| PROVIDED RECORDS |
··········

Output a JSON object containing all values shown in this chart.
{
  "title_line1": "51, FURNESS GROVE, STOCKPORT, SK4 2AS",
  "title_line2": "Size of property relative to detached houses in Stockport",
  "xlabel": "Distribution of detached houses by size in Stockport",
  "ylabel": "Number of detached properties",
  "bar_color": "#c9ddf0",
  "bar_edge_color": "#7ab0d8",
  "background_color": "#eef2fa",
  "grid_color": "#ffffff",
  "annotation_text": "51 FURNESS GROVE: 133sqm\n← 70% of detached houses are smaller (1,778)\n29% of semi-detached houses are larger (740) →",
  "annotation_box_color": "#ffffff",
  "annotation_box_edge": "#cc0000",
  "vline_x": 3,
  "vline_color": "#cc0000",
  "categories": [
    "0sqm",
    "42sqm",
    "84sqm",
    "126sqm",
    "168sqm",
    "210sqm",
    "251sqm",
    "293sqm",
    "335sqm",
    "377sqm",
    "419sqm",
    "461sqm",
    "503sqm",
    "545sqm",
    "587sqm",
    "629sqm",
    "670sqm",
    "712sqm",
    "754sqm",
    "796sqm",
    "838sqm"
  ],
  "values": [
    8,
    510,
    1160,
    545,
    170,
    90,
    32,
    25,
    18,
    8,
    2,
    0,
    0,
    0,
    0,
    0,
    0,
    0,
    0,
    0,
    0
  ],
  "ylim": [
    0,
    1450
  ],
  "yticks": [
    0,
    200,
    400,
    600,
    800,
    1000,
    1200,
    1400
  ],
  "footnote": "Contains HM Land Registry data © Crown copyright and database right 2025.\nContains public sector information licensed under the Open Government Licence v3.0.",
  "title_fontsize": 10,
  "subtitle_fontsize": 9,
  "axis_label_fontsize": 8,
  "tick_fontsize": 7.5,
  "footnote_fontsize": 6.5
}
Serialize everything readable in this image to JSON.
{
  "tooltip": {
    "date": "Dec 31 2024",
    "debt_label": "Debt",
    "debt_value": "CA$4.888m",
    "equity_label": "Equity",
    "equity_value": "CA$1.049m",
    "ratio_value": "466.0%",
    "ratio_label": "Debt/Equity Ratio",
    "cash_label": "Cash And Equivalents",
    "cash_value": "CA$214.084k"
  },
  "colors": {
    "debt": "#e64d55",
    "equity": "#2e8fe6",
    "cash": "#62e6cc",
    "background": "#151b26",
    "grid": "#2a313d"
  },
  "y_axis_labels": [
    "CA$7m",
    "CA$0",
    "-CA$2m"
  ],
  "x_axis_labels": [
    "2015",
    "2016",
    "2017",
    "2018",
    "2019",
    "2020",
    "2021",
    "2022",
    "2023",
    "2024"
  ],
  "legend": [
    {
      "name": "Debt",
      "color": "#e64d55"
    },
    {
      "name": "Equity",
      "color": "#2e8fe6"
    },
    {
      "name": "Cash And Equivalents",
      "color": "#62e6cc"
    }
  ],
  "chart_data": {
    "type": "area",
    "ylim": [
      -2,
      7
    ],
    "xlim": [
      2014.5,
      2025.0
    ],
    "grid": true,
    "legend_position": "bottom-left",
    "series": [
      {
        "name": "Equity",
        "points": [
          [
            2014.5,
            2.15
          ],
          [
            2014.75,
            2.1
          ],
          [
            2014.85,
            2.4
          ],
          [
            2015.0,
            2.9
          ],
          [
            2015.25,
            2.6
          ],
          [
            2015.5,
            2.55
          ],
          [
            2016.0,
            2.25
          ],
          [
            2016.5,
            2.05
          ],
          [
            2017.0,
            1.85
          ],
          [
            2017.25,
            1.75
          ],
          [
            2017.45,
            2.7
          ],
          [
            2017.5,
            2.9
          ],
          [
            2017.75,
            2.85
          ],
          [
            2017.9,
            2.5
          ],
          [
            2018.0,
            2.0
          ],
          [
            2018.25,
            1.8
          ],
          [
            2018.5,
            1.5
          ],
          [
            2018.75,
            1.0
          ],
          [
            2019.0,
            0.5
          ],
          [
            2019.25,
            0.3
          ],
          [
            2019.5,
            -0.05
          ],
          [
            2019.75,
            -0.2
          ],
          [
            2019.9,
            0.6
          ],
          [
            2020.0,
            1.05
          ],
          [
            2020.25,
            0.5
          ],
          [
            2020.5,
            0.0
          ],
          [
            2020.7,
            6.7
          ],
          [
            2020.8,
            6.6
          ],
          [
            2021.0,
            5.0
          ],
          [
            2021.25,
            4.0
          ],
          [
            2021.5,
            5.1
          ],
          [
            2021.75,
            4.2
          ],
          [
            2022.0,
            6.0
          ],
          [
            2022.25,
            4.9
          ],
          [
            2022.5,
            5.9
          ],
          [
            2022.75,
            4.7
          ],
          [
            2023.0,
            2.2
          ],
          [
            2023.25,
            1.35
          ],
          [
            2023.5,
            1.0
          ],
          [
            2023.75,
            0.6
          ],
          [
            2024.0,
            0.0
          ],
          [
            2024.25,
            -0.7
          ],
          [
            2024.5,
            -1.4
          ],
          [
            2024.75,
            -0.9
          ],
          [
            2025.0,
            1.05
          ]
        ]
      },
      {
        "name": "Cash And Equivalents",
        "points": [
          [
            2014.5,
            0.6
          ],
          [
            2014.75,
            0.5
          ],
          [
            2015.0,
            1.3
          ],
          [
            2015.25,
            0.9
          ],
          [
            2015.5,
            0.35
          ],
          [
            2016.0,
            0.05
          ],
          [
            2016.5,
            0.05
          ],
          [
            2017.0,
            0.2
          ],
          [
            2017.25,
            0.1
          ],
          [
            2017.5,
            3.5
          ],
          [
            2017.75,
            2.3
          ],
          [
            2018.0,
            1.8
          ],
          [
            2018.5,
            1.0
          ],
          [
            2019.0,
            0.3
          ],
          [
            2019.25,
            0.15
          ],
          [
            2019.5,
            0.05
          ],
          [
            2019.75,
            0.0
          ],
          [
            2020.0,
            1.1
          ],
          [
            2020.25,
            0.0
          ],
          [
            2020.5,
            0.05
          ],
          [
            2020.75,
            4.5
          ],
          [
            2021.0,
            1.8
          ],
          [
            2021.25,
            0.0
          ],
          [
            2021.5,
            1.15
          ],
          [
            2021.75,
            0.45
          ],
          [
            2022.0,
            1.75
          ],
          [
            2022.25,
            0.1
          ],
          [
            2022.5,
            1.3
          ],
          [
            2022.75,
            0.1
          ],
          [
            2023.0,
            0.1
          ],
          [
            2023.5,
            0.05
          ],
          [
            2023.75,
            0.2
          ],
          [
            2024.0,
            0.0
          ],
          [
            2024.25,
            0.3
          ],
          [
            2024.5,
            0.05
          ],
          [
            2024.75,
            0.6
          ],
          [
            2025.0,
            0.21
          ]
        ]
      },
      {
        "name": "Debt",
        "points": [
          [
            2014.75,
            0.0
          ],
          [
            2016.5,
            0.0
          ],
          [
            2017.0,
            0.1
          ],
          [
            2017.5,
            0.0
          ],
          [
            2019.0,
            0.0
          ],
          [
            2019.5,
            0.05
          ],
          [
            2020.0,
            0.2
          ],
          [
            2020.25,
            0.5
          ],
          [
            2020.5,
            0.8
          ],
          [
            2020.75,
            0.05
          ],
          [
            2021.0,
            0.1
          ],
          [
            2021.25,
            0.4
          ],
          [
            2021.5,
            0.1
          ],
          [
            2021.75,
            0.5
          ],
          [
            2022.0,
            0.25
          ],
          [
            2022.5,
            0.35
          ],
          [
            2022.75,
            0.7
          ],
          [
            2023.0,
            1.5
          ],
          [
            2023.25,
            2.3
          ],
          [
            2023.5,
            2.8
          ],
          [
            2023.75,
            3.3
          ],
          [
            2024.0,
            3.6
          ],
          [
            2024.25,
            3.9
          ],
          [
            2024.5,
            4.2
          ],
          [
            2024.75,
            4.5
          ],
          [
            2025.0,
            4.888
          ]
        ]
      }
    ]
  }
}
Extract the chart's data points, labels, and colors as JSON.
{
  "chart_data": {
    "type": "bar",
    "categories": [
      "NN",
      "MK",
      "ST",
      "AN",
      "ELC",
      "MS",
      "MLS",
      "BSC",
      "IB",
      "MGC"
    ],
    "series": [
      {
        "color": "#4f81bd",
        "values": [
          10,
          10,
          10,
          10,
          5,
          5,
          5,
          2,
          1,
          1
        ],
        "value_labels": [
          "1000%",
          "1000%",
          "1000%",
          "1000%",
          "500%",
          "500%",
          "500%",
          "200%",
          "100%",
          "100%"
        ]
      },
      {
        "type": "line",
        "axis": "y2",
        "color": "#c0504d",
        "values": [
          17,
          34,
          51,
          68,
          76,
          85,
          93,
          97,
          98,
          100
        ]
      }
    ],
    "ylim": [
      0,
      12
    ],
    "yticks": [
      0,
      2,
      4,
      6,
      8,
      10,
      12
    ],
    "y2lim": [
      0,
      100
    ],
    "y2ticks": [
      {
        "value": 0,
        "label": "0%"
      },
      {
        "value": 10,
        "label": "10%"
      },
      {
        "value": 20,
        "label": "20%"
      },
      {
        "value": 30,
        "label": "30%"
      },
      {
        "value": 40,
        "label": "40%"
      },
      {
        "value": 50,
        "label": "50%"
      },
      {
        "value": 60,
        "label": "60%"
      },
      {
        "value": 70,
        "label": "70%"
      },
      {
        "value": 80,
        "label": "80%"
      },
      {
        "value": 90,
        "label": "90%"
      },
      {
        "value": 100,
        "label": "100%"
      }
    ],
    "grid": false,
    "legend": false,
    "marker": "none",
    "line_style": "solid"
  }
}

··········

| DIRECTIONS |
Where a line above contains the word "Equivalents", copy that line.

| TASK SOLUTION |
    "cash_label": "Cash And Equivalents",
      "name": "Cash And Equivalents",
        "name": "Cash And Equivalents",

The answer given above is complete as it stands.